Goal
Each line containing the word "Capacity" should be found and copied.

--- Begin Listed records ---

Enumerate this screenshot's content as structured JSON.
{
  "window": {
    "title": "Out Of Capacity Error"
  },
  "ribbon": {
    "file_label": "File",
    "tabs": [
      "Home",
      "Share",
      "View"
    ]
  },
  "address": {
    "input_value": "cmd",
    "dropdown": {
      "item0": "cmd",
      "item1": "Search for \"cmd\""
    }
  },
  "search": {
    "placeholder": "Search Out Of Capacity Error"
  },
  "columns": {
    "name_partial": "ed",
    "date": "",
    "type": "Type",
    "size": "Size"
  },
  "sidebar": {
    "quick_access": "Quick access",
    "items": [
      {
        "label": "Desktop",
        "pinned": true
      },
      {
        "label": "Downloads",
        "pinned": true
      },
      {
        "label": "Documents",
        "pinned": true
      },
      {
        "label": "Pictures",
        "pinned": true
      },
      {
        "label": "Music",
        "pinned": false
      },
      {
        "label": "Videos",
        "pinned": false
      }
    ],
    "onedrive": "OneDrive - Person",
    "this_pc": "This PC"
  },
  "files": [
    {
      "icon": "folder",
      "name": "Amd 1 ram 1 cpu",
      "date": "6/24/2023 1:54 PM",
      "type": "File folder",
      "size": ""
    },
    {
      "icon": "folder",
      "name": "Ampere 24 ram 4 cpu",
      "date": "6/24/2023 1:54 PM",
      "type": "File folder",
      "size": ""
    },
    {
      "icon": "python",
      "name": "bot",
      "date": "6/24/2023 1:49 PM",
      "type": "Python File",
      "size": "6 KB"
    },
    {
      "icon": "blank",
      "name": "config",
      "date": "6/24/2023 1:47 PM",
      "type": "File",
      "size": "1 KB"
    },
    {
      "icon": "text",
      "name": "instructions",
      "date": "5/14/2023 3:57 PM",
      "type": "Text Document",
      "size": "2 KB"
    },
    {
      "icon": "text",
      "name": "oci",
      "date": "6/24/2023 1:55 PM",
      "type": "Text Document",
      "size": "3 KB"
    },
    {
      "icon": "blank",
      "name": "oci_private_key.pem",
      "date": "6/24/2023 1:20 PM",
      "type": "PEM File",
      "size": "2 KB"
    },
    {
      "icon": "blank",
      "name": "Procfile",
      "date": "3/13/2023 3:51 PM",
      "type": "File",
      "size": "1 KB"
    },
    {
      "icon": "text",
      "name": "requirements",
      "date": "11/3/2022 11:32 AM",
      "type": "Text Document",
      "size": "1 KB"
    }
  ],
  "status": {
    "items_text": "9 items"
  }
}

--- End Listed records ---

Expected answer
    "title": "Out Of Capacity Error"
    "placeholder": "Search Out Of Capacity Error"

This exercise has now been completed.